» **Work required**: Check every line of the entries for "thru", and copy the lines that hold it.

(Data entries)
-- BEGIN --
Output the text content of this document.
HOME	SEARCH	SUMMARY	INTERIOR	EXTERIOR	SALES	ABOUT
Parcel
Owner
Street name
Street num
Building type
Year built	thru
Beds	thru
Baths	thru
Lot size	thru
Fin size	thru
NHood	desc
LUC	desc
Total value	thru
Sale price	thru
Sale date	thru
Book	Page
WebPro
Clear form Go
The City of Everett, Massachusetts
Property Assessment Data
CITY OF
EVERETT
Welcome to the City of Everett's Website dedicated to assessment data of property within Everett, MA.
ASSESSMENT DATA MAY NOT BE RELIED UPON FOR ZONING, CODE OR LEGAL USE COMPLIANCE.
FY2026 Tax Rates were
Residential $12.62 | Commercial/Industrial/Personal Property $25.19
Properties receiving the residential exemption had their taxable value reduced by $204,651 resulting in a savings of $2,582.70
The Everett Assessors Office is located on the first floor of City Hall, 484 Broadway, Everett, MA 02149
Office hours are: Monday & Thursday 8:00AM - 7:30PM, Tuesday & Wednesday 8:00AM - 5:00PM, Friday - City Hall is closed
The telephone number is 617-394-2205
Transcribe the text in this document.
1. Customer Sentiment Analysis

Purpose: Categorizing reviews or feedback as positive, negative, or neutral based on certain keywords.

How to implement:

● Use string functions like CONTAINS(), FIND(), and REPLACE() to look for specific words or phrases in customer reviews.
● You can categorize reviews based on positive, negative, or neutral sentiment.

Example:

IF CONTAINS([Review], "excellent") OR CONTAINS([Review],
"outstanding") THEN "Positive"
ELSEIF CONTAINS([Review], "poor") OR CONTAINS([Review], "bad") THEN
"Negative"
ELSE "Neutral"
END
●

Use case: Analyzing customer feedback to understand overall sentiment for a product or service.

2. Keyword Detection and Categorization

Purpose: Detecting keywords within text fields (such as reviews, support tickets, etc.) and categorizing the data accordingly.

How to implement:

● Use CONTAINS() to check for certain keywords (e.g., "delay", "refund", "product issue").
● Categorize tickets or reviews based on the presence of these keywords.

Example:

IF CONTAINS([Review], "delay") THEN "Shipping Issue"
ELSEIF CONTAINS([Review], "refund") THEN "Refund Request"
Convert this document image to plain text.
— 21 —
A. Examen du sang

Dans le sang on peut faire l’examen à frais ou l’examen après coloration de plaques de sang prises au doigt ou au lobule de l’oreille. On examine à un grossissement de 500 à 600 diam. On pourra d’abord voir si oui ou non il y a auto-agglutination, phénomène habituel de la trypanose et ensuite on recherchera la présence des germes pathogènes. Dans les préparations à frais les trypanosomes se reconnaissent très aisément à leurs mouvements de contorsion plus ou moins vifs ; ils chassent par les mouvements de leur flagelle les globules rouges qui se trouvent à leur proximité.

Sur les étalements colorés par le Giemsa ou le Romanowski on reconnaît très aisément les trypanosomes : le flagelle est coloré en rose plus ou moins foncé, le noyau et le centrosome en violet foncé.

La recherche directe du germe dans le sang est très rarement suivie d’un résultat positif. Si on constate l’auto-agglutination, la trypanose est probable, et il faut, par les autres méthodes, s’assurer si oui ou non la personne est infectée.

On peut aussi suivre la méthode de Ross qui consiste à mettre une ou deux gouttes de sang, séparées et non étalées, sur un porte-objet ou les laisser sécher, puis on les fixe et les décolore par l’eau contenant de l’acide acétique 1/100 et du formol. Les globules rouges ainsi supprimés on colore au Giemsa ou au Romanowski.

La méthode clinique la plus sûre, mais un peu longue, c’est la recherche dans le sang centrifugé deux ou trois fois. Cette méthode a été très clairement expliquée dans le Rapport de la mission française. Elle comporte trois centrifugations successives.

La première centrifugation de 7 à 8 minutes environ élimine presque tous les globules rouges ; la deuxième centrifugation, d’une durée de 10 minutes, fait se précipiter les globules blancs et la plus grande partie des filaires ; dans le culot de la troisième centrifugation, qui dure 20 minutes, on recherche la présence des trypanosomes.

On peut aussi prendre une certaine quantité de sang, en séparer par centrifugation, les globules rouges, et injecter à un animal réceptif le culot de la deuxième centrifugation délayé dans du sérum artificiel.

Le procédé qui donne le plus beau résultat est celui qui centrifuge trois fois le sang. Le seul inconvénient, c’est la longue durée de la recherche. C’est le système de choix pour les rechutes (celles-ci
-- END --
» **Task result**:
Year built	thru
Beds	thru
Baths	thru
Lot size	thru
Fin size	thru
Total value	thru
Sale price	thru
Sale date	thru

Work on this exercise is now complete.